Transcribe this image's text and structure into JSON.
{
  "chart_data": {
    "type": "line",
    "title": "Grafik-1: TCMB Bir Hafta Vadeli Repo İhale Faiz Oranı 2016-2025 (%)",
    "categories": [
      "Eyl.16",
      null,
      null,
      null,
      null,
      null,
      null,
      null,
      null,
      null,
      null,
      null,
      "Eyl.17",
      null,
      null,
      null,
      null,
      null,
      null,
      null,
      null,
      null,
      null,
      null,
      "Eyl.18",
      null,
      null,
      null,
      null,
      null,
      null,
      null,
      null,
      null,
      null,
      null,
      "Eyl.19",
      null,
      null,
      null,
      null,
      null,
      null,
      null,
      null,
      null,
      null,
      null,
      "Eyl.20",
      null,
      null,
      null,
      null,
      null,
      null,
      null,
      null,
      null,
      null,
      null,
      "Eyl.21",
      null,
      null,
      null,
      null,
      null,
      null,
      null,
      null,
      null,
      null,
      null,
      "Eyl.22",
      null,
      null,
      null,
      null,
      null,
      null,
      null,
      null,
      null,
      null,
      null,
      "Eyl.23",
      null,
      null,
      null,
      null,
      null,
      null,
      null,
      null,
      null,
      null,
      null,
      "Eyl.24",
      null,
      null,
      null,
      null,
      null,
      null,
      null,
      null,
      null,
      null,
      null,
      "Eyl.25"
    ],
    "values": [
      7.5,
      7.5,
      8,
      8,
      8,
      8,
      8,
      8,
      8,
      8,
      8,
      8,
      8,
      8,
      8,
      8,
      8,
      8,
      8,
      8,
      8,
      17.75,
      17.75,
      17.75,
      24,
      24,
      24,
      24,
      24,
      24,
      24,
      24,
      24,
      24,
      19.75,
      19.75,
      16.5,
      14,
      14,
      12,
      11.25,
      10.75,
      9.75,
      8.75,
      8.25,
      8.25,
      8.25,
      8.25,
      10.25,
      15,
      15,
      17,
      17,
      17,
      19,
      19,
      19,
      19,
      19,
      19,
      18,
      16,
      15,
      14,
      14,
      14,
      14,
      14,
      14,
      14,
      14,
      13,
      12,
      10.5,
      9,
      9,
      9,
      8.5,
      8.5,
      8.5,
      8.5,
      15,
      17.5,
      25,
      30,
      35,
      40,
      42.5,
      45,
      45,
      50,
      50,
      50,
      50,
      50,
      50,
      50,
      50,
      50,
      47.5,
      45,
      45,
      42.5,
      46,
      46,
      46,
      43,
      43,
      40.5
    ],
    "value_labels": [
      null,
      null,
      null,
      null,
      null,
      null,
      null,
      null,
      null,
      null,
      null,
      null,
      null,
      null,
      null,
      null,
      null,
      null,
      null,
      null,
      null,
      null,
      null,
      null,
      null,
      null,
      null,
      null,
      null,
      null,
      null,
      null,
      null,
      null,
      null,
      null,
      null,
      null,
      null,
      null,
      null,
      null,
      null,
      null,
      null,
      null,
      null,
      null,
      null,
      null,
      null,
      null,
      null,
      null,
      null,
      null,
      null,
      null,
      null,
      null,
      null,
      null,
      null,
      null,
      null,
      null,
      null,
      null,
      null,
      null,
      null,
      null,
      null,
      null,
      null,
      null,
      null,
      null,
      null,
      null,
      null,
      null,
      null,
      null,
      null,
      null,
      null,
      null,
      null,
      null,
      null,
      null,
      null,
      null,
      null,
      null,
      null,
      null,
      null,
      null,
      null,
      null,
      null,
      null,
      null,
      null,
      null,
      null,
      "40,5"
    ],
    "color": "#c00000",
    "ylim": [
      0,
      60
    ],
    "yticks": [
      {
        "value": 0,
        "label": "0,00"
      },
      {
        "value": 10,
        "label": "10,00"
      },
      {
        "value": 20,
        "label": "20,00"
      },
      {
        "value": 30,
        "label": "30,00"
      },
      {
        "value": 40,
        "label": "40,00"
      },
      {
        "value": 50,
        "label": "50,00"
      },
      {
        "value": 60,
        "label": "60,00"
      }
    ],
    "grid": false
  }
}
──────
INSTRUCTION:
Print the whole listing exactly as it is.

WRITTEN SOLUTION:
Transcribe this image's text and structure into JSON.
{
  "chart_data": {
    "type": "line",
    "title": "Grafik-1: TCMB Bir Hafta Vadeli Repo İhale Faiz Oranı 2016-2025 (%)",
    "categories": [
      "Eyl.16",
      null,
      null,
      null,
      null,
      null,
      null,
      null,
      null,
      null,
      null,
      null,
      "Eyl.17",
      null,
      null,
      null,
      null,
      null,
      null,
      null,
      null,
      null,
      null,
      null,
      "Eyl.18",
      null,
      null,
      null,
      null,
      null,
      null,
      null,
      null,
      null,
      null,
      null,
      "Eyl.19",
      null,
      null,
      null,
      null,
      null,
      null,
      null,
      null,
      null,
      null,
      null,
      "Eyl.20",
      null,
      null,
      null,
      null,
      null,
      null,
      null,
      null,
      null,
      null,
      null,
      "Eyl.21",
      null,
      null,
      null,
      null,
      null,
      null,
      null,
      null,
      null,
      null,
      null,
      "Eyl.22",
      null,
      null,
      null,
      null,
      null,
      null,
      null,
      null,
      null,
      null,
      null,
      "Eyl.23",
      null,
      null,
      null,
      null,
      null,
      null,
      null,
      null,
      null,
      null,
      null,
      "Eyl.24",
      null,
      null,
      null,
      null,
      null,
      null,
      null,
      null,
      null,
      null,
      null,
      "Eyl.25"
    ],
    "values": [
      7.5,
      7.5,
      8,
      8,
      8,
      8,
      8,
      8,
      8,
      8,
      8,
      8,
      8,
      8,
      8,
      8,
      8,
      8,
      8,
      8,
      8,
      17.75,
      17.75,
      17.75,
      24,
      24,
      24,
      24,
      24,
      24,
      24,
      24,
      24,
      24,
      19.75,
      19.75,
      16.5,
      14,
      14,
      12,
      11.25,
      10.75,
      9.75,
      8.75,
      8.25,
      8.25,
      8.25,
      8.25,
      10.25,
      15,
      15,
      17,
      17,
      17,
      19,
      19,
      19,
      19,
      19,
      19,
      18,
      16,
      15,
      14,
      14,
      14,
      14,
      14,
      14,
      14,
      14,
      13,
      12,
      10.5,
      9,
      9,
      9,
      8.5,
      8.5,
      8.5,
      8.5,
      15,
      17.5,
      25,
      30,
      35,
      40,
      42.5,
      45,
      45,
      50,
      50,
      50,
      50,
      50,
      50,
      50,
      50,
      50,
      47.5,
      45,
      45,
      42.5,
      46,
      46,
      46,
      43,
      43,
      40.5
    ],
    "value_labels": [
      null,
      null,
      null,
      null,
      null,
      null,
      null,
      null,
      null,
      null,
      null,
      null,
      null,
      null,
      null,
      null,
      null,
      null,
      null,
      null,
      null,
      null,
      null,
      null,
      null,
      null,
      null,
      null,
      null,
      null,
      null,
      null,
      null,
      null,
      null,
      null,
      null,
      null,
      null,
      null,
      null,
      null,
      null,
      null,
      null,
      null,
      null,
      null,
      null,
      null,
      null,
      null,
      null,
      null,
      null,
      null,
      null,
      null,
      null,
      null,
      null,
      null,
      null,
      null,
      null,
      null,
      null,
      null,
      null,
      null,
      null,
      null,
      null,
      null,
      null,
      null,
      null,
      null,
      null,
      null,
      null,
      null,
      null,
      null,
      null,
      null,
      null,
      null,
      null,
      null,
      null,
      null,
      null,
      null,
      null,
      null,
      null,
      null,
      null,
      null,
      null,
      null,
      null,
      null,
      null,
      null,
      null,
      null,
      "40,5"
    ],
    "color": "#c00000",
    "ylim": [
      0,
      60
    ],
    "yticks": [
      {
        "value": 0,
        "label": "0,00"
      },
      {
        "value": 10,
        "label": "10,00"
      },
      {
        "value": 20,
        "label": "20,00"
      },
      {
        "value": 30,
        "label": "30,00"
      },
      {
        "value": 40,
        "label": "40,00"
      },
      {
        "value": 50,
        "label": "50,00"
      },
      {
        "value": 60,
        "label": "60,00"
      }
    ],
    "grid": false
  }
}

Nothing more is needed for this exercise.